• Your objective: Your reply should be one number: the count of lines holding the word "name".

• Record excerpts:
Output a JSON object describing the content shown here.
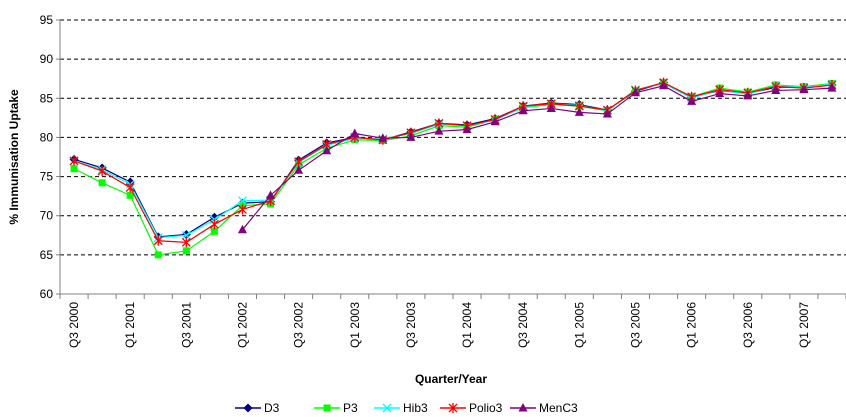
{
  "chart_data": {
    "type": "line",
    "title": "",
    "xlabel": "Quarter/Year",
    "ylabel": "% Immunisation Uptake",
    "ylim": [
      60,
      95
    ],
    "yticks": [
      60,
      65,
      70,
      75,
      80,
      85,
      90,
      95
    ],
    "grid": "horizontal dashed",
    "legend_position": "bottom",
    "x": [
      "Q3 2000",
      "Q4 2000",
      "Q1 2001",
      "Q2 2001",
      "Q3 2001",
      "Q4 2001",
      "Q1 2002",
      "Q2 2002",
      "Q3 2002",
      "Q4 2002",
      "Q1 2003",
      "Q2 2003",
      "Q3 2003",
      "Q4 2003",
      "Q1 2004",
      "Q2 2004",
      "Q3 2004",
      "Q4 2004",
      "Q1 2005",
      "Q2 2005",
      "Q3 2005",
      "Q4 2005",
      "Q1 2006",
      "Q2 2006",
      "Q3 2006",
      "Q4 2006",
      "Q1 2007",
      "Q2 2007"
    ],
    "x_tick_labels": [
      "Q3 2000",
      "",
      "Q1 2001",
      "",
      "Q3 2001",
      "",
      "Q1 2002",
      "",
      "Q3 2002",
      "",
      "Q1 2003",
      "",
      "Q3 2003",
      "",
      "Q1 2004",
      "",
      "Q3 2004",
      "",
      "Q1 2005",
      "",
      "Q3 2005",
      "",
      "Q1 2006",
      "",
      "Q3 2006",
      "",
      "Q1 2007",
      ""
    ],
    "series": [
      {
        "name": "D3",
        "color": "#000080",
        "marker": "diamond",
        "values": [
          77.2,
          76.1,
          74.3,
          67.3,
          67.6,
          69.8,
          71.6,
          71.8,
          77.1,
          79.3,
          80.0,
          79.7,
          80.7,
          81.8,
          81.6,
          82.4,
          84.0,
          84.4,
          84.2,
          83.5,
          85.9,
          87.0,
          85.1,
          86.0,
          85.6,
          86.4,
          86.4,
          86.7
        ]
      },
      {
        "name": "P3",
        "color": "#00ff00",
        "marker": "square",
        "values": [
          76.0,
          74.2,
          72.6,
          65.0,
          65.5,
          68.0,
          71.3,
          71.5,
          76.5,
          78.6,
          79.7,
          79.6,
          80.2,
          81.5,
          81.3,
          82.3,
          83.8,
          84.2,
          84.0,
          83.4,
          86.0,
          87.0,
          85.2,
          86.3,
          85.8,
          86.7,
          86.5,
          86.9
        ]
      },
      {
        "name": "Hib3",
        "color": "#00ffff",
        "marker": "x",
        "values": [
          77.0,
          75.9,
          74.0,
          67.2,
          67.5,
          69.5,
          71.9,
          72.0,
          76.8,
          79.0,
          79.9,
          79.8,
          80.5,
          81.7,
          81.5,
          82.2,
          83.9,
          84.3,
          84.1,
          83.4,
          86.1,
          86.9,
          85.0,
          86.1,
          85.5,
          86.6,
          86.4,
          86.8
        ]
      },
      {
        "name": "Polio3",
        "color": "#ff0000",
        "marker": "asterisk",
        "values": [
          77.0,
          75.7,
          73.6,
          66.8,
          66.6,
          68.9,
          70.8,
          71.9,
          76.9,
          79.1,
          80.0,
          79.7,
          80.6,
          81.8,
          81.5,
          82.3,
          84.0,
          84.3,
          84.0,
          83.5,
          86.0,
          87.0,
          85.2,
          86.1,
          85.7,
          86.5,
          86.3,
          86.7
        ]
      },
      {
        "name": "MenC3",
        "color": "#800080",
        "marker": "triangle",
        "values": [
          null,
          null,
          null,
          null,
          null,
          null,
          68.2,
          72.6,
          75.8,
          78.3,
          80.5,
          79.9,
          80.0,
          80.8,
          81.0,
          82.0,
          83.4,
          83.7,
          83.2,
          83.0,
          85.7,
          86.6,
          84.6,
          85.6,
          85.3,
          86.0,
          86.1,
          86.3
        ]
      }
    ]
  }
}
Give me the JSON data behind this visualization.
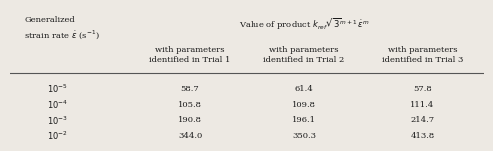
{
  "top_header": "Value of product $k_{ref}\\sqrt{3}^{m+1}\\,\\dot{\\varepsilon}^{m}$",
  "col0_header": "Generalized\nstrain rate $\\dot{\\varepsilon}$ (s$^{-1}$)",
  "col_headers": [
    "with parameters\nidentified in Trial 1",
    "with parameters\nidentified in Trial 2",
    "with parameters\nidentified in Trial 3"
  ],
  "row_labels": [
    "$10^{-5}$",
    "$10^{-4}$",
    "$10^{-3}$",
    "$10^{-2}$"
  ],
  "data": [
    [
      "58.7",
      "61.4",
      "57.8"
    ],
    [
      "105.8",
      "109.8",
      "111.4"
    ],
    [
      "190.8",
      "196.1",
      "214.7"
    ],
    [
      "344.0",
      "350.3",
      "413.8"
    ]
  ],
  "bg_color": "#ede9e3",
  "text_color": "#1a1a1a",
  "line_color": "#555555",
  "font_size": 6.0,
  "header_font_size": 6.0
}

• Response to this task: 5